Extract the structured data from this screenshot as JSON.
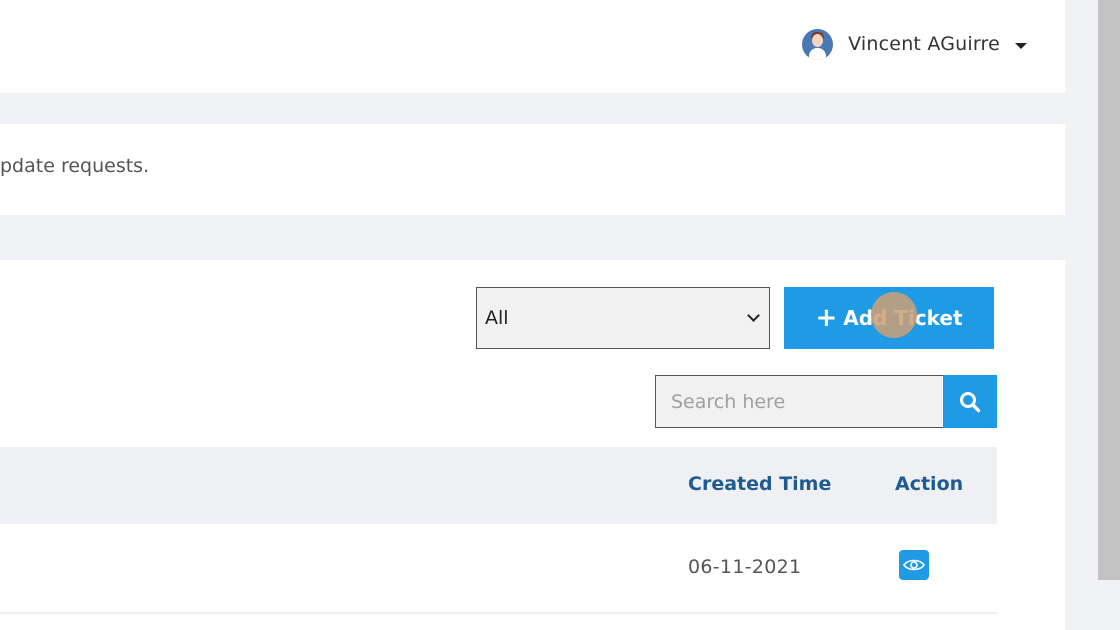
{
  "header": {
    "user_name": "Vincent AGuirre",
    "avatar_icon": "user-avatar",
    "dropdown_icon": "caret-down-icon"
  },
  "info": {
    "text": "pdate requests."
  },
  "toolbar": {
    "filter_value": "All",
    "filter_options": [
      "All"
    ],
    "add_ticket_icon": "plus-icon",
    "add_ticket_label": "Add Ticket",
    "search_placeholder": "Search here",
    "search_icon": "search-icon"
  },
  "table": {
    "columns": [
      "Created Time",
      "Action"
    ],
    "rows": [
      {
        "created_time": "06-11-2021",
        "action_icon": "eye-icon"
      }
    ]
  },
  "colors": {
    "accent": "#1f9be6",
    "header_text": "#1f5b92",
    "page_bg": "#f1f2f5"
  }
}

● **SHORT PROBLEM**:
Exactly reproduce each record, leaving out any pictures.

● **RESULT BELOW**:
Extract the structured data from this screenshot as JSON.
{
  "header": {
    "user_name": "Vincent AGuirre",
    "avatar_icon": "user-avatar",
    "dropdown_icon": "caret-down-icon"
  },
  "info": {
    "text": "pdate requests."
  },
  "toolbar": {
    "filter_value": "All",
    "filter_options": [
      "All"
    ],
    "add_ticket_icon": "plus-icon",
    "add_ticket_label": "Add Ticket",
    "search_placeholder": "Search here",
    "search_icon": "search-icon"
  },
  "table": {
    "columns": [
      "Created Time",
      "Action"
    ],
    "rows": [
      {
        "created_time": "06-11-2021",
        "action_icon": "eye-icon"
      }
    ]
  },
  "colors": {
    "accent": "#1f9be6",
    "header_text": "#1f5b92",
    "page_bg": "#f1f2f5"
  }
}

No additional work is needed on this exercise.